- [PROMPT]
Filter these entries, keeping only lines that hold the word "Volk".

- [PROVIDED DATA]
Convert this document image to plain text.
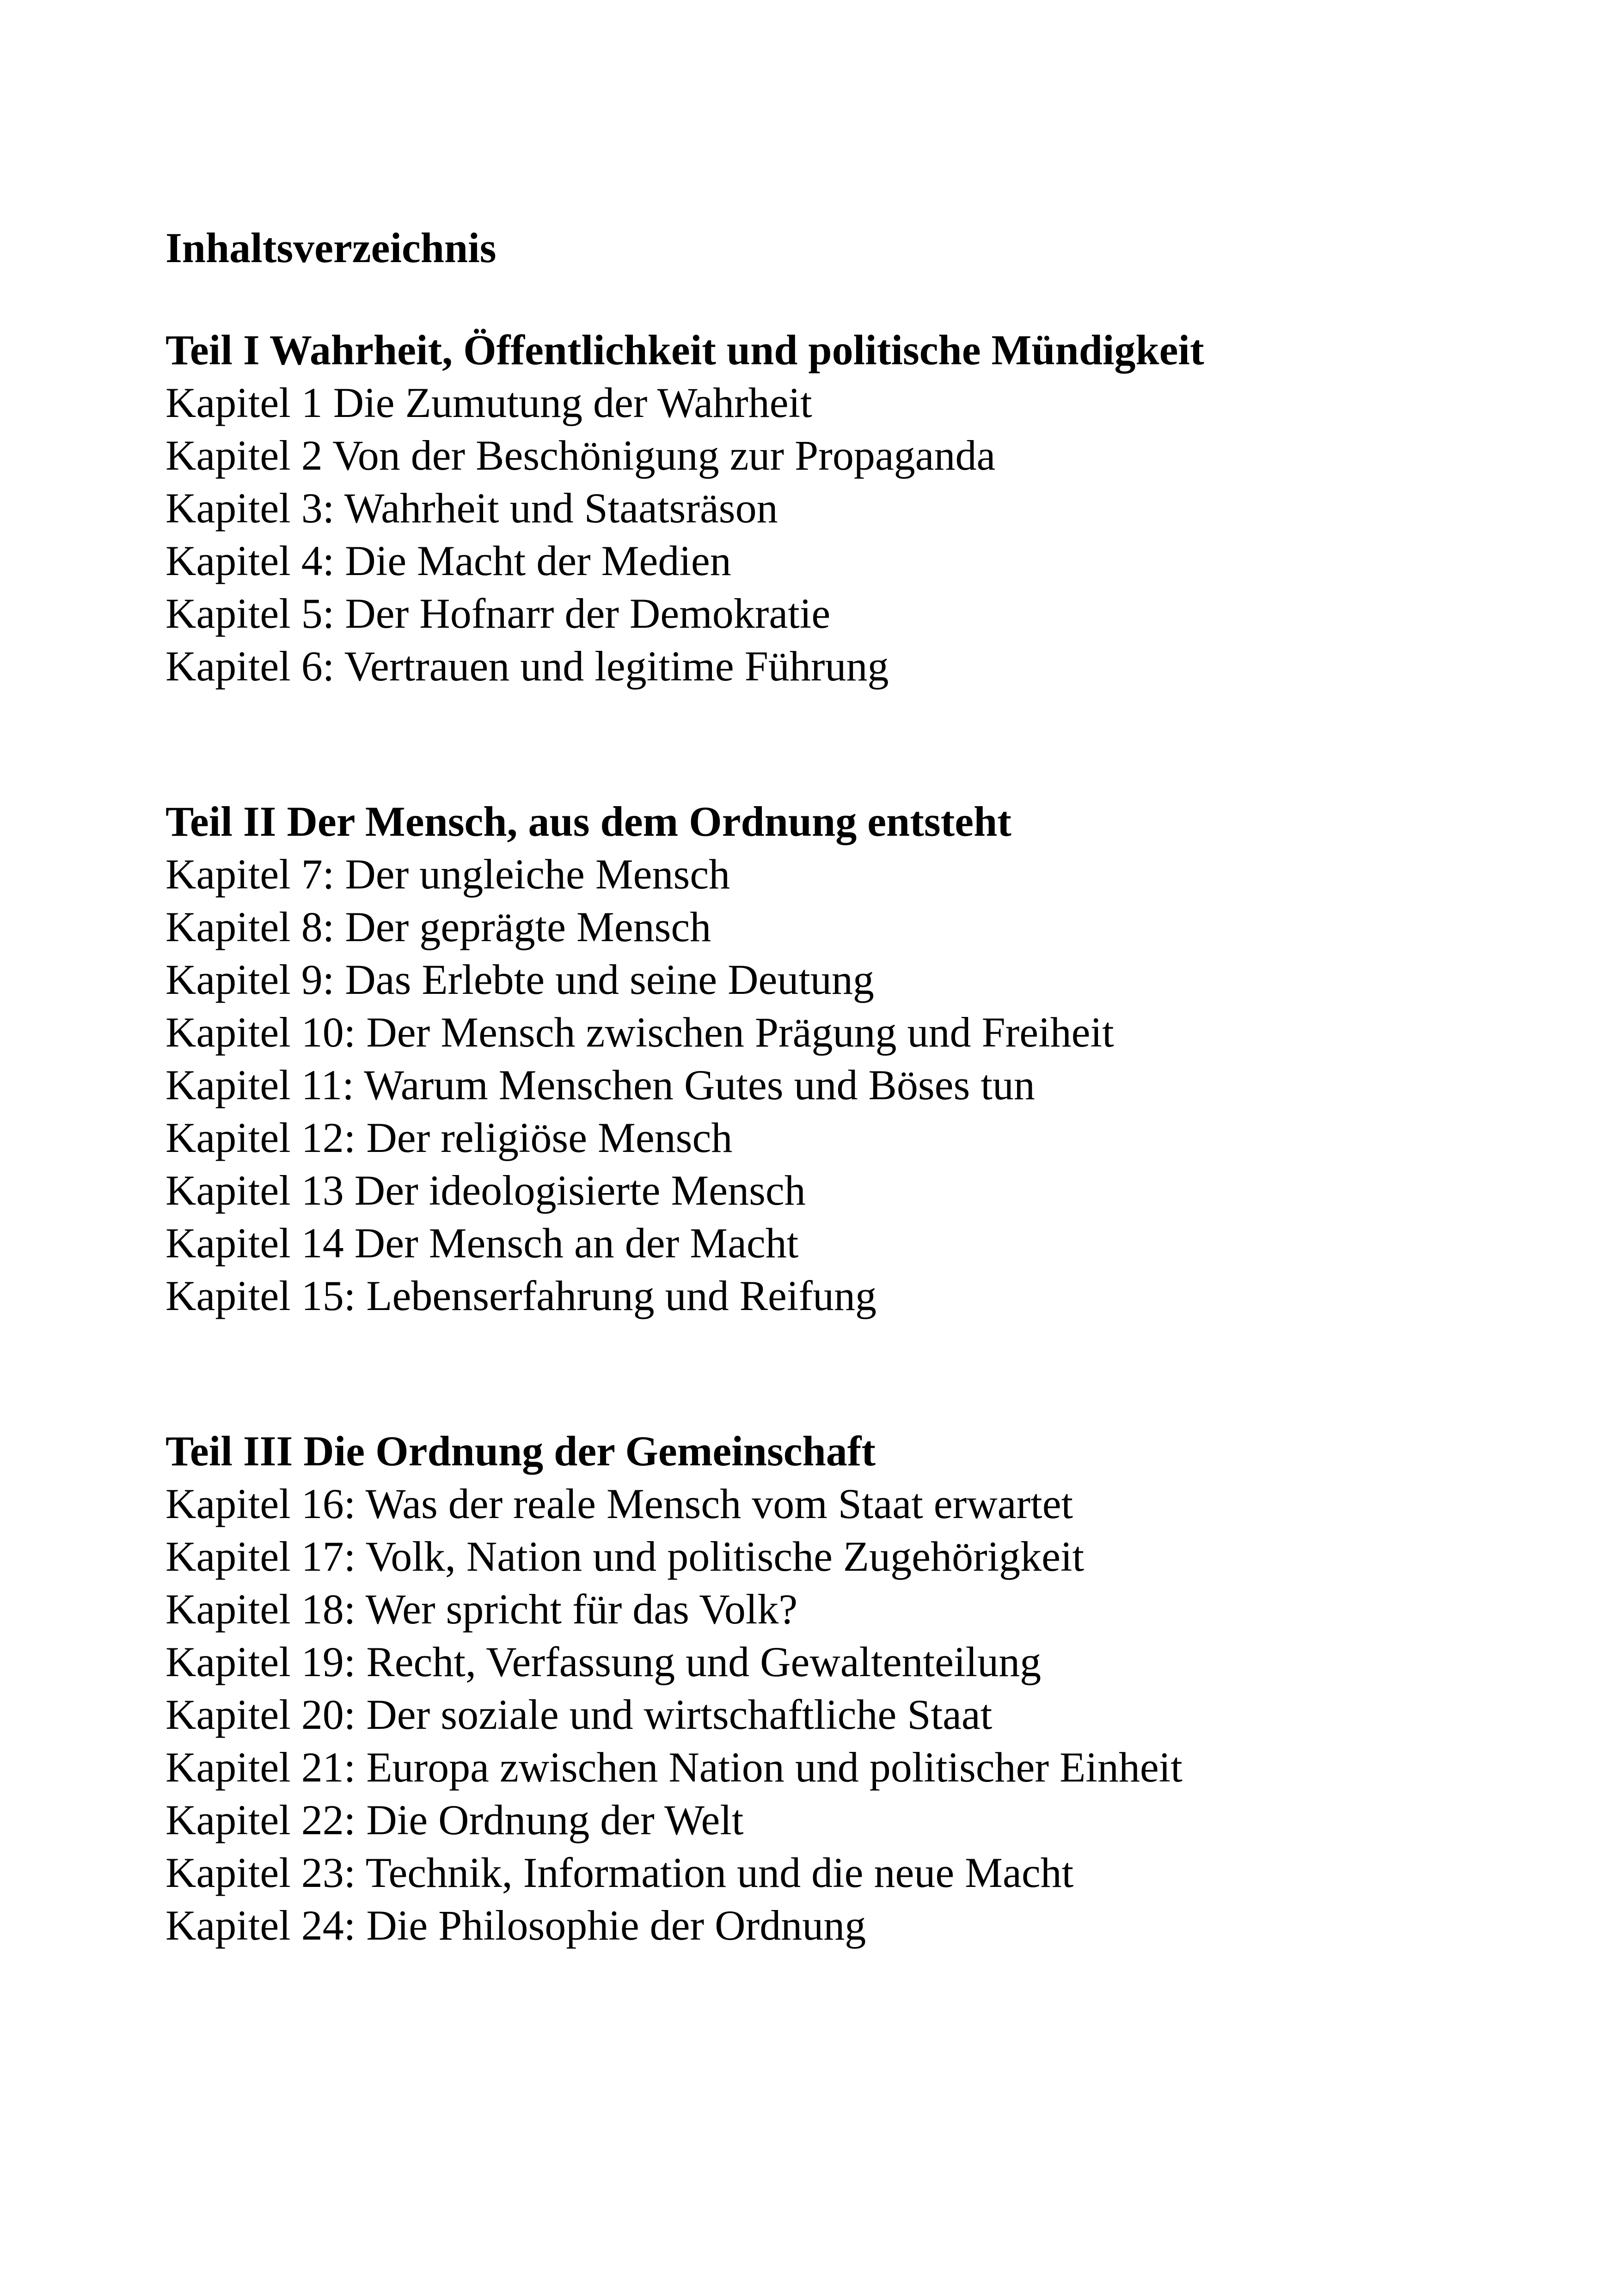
Inhaltsverzeichnis
Teil I Wahrheit, Öffentlichkeit und politische Mündigkeit
Kapitel 1 Die Zumutung der Wahrheit
Kapitel 2 Von der Beschönigung zur Propaganda
Kapitel 3: Wahrheit und Staatsräson
Kapitel 4: Die Macht der Medien
Kapitel 5: Der Hofnarr der Demokratie
Kapitel 6: Vertrauen und legitime Führung
Teil II Der Mensch, aus dem Ordnung entsteht
Kapitel 7: Der ungleiche Mensch
Kapitel 8: Der geprägte Mensch
Kapitel 9: Das Erlebte und seine Deutung
Kapitel 10: Der Mensch zwischen Prägung und Freiheit
Kapitel 11: Warum Menschen Gutes und Böses tun
Kapitel 12: Der religiöse Mensch
Kapitel 13 Der ideologisierte Mensch
Kapitel 14 Der Mensch an der Macht
Kapitel 15: Lebenserfahrung und Reifung
Teil III Die Ordnung der Gemeinschaft
Kapitel 16: Was der reale Mensch vom Staat erwartet
Kapitel 17: Volk, Nation und politische Zugehörigkeit
Kapitel 18: Wer spricht für das Volk?
Kapitel 19: Recht, Verfassung und Gewaltenteilung
Kapitel 20: Der soziale und wirtschaftliche Staat
Kapitel 21: Europa zwischen Nation und politischer Einheit
Kapitel 22: Die Ordnung der Welt
Kapitel 23: Technik, Information und die neue Macht
Kapitel 24: Die Philosophie der Ordnung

- [RESPONSE]
Kapitel 17: Volk, Nation und politische Zugehörigkeit
Kapitel 18: Wer spricht für das Volk?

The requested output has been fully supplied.